(Problem details): Each line holding the word "TradingView" counts once; give the total and nothing more.

(Information shown):
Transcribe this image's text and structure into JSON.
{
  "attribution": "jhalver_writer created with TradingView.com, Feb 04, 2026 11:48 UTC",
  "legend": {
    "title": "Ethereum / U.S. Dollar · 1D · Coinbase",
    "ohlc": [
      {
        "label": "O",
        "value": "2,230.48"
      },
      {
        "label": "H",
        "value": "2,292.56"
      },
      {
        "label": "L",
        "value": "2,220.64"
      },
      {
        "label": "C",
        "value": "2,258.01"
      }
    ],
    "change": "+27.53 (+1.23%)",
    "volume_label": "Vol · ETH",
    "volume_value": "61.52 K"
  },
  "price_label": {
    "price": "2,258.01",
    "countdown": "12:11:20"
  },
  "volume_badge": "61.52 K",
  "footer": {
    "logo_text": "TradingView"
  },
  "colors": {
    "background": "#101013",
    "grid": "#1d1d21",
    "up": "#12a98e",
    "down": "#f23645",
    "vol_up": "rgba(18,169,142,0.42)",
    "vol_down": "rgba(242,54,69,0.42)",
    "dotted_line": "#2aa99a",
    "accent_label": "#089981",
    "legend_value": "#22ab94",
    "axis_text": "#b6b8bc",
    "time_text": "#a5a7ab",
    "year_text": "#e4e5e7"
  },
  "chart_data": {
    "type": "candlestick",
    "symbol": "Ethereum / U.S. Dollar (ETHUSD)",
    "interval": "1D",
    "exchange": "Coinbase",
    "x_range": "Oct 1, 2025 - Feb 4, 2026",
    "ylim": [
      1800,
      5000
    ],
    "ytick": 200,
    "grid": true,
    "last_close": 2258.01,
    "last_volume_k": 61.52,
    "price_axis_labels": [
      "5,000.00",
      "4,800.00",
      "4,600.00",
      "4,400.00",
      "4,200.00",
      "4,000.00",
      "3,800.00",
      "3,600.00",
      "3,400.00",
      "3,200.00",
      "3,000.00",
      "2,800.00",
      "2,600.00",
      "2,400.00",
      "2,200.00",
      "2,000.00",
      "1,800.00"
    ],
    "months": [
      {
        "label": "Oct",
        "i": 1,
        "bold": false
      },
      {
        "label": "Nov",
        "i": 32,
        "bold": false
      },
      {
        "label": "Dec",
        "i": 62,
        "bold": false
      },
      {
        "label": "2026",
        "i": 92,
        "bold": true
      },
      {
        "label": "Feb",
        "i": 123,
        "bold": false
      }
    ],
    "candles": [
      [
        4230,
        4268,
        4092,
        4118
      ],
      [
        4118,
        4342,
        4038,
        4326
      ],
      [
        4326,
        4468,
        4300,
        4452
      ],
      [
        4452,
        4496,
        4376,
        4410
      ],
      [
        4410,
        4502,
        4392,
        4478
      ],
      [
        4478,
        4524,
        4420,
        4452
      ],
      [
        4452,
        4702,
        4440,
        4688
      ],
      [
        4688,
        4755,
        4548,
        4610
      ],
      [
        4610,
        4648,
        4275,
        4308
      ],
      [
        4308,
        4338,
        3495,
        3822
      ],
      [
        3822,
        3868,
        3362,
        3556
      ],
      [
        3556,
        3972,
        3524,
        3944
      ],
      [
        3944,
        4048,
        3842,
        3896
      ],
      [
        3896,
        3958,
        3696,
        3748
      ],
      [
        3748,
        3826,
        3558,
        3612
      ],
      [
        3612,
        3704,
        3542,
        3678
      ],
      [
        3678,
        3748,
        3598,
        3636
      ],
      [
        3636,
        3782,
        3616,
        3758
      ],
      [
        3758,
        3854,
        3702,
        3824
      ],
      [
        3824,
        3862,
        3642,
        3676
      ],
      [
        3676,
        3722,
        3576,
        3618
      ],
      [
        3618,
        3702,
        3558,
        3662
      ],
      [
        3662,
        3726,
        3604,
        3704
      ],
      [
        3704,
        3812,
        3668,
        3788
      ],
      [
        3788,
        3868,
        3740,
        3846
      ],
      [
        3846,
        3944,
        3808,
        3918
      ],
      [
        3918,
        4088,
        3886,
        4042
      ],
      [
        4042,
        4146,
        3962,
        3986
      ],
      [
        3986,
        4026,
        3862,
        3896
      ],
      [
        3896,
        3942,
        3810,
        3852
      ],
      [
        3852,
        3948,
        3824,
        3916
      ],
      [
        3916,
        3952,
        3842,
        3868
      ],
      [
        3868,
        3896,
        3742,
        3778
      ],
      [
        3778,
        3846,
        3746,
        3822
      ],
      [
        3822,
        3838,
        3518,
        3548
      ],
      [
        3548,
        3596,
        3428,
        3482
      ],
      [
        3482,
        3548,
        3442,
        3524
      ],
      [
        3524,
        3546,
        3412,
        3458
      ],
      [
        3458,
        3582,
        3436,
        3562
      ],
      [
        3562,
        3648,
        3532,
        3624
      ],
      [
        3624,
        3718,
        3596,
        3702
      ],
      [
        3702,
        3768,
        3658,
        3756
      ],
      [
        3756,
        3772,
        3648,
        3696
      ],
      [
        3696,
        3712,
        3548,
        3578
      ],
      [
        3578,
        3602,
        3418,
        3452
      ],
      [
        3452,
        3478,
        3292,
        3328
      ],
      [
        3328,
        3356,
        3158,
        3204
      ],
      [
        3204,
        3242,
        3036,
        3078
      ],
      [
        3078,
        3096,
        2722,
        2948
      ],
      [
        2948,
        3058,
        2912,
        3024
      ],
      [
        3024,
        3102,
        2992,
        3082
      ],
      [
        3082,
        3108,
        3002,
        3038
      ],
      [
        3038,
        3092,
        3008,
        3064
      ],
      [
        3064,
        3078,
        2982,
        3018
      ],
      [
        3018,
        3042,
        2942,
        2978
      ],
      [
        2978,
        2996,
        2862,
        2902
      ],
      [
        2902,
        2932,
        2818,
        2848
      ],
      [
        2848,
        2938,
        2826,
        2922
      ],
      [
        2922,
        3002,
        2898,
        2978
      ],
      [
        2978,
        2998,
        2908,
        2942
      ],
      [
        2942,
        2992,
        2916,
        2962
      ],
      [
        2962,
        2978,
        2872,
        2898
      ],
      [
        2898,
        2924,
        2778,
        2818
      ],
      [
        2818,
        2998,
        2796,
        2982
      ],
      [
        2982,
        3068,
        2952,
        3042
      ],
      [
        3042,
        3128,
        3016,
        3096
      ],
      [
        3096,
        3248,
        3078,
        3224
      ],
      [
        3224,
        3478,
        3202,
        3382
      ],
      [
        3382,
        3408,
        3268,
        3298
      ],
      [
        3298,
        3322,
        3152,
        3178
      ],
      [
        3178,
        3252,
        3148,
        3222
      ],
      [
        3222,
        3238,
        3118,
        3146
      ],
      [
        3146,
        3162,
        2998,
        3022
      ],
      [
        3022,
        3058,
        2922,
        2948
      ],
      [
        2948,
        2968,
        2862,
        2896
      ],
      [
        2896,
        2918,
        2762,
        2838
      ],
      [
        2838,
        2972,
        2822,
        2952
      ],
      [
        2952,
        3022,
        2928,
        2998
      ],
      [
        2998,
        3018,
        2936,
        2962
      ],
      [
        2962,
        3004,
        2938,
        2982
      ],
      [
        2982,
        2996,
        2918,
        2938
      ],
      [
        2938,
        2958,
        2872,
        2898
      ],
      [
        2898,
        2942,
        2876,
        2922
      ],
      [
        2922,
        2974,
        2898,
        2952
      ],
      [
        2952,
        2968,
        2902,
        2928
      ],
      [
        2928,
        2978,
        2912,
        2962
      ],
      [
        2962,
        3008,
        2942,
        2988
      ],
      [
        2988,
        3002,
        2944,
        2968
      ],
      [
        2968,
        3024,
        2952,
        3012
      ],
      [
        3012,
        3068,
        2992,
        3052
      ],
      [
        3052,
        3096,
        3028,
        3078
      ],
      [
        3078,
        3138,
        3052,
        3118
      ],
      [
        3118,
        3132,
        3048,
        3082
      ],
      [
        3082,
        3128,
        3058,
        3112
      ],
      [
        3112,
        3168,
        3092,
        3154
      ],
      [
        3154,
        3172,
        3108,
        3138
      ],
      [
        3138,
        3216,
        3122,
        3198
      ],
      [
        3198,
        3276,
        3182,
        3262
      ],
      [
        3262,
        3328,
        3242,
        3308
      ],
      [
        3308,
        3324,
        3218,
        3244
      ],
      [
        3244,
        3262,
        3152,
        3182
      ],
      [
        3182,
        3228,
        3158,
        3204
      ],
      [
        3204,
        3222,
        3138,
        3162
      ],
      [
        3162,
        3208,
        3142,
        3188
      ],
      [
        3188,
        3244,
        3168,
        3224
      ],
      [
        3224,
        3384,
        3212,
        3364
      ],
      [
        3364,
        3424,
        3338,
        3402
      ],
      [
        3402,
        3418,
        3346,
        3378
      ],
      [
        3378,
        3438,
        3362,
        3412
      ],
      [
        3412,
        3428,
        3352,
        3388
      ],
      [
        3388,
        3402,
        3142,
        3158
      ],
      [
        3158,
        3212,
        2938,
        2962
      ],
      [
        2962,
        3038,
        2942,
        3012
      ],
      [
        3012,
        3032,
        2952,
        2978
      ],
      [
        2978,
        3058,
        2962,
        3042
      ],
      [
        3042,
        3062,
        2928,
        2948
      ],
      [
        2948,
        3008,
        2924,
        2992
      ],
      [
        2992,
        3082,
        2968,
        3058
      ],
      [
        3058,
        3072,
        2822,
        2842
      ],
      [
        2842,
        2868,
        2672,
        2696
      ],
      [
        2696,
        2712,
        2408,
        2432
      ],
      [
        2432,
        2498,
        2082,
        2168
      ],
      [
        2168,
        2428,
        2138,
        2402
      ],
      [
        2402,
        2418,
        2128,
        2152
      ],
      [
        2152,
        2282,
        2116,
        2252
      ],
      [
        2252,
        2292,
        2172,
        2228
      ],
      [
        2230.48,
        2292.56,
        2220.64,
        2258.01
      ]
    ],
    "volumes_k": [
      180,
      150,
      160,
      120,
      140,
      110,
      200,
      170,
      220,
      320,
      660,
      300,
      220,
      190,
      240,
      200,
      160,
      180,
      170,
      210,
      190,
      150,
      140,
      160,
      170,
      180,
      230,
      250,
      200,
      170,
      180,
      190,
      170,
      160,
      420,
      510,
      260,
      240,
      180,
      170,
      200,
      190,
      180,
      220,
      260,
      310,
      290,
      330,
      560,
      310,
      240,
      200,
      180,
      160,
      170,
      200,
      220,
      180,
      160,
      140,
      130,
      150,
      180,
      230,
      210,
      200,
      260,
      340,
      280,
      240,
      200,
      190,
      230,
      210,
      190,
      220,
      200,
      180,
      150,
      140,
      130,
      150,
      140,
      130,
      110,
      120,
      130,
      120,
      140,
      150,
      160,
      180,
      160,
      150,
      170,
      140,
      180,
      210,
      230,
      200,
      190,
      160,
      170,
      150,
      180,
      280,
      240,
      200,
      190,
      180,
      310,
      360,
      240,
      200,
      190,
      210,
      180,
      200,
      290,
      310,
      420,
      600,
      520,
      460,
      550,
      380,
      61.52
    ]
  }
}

(Full answer): 2